▸ **Extracted text**:
Segment Open

SECTION 2. The Trustee hereby consents to the Merger and the addition of
RAC RR as an additional Guarantor under the Indenture. As of the date hereof
(the "EFFECTIVE TIME"), RAC RR shall become, and each of RAC East, ColorTyme,
RAC West, Get It Now, RAC Texas, LP, RAC Texas, LLC, RAC International, RAC
Addison and RAC National shall continue to be, a "Guarantor" under and as
defined in the Indenture, and at the Effective Time, RAC RR shall assume all the
obligations of a Guarantor under the Notes and the Indenture as described in the
Indenture. RAC RR hereby unconditionally guarantees the full and prompt payment
of the principal of, premium, if any, and interest on the Notes and all other
obligations of the Issuer and the Guarantors under the Indenture in accordance
with the terms of the Notes and the Indenture.
SECTION 3. Except as expressly supplemented by this Third Supplemental
Indenture, the Indenture and the Notes issued thereunder are in all respects
ratified and confirmed and all of the rights, remedies, terms, conditions,
covenants and agreements of the Indenture and Notes issued thereunder shall
remain in full force and effect.
SECTION 4. This Third Supplemental Indenture is executed and shall
constitute an indenture supplemental to the Indenture and shall be construed in
connection with and as part of the Indenture. This Third Supplemental Indenture
shall be governed by and construed in accordance with the laws of the
jurisdiction that governs the Indenture and its construction.

Segment Closed

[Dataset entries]
Segment Open

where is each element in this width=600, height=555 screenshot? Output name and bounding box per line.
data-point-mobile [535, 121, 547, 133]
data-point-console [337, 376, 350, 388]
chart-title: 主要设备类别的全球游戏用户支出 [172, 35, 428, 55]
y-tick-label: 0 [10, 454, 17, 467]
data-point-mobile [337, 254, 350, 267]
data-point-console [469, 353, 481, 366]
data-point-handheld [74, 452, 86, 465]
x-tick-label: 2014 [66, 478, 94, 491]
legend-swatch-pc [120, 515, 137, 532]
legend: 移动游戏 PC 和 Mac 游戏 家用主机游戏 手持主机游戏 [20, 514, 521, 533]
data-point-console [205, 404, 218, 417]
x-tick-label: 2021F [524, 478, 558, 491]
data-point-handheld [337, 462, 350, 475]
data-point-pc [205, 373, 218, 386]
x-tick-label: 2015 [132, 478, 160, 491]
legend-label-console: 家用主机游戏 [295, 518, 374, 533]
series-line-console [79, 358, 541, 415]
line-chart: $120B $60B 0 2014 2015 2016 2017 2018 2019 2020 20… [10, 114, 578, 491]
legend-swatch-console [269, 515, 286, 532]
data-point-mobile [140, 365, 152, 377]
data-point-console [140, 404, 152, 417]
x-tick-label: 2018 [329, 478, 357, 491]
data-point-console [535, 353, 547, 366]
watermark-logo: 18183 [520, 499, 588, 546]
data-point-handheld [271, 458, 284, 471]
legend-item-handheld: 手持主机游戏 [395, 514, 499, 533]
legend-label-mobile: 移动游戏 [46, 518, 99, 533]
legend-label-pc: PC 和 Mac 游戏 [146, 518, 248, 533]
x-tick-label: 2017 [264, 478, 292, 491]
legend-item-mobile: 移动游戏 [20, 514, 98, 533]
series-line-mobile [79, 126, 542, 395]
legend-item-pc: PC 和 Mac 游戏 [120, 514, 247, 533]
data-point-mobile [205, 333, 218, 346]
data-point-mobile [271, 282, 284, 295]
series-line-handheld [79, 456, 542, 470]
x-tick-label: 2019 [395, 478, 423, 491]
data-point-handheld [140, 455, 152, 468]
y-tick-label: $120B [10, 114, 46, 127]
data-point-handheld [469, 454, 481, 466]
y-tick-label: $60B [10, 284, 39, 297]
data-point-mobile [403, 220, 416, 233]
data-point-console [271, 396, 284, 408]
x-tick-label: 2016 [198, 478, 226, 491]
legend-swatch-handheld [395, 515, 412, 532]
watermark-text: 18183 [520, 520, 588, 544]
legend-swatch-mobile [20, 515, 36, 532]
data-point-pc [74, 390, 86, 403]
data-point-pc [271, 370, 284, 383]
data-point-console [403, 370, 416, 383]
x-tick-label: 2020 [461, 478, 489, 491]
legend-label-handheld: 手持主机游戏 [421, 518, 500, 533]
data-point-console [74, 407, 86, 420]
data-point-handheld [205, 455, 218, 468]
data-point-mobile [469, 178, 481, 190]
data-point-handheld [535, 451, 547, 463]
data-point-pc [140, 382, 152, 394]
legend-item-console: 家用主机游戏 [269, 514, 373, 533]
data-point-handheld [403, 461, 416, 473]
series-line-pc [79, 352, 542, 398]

Segment Closed

▸ **Activity A**:
Set down everything in the indenture excerpt from "SECTION 3. Except" down to "force and effect.", word for word.
▸ **Activity B**:
In the indenture excerpt, what laws govern the Third Supplemental Indenture?

▸ **Problem solution A**:
SECTION 3. Except as expressly supplemented by this Third Supplemental
Indenture, the Indenture and the Notes issued thereunder are in all respects
ratified and confirmed and all of the rights, remedies, terms, conditions,
covenants and agreements of the Indenture and Notes issued thereunder shall
remain in full force and effect.

▸ **Problem solution B**:
The laws of the jurisdiction that governs the Indenture and its construction.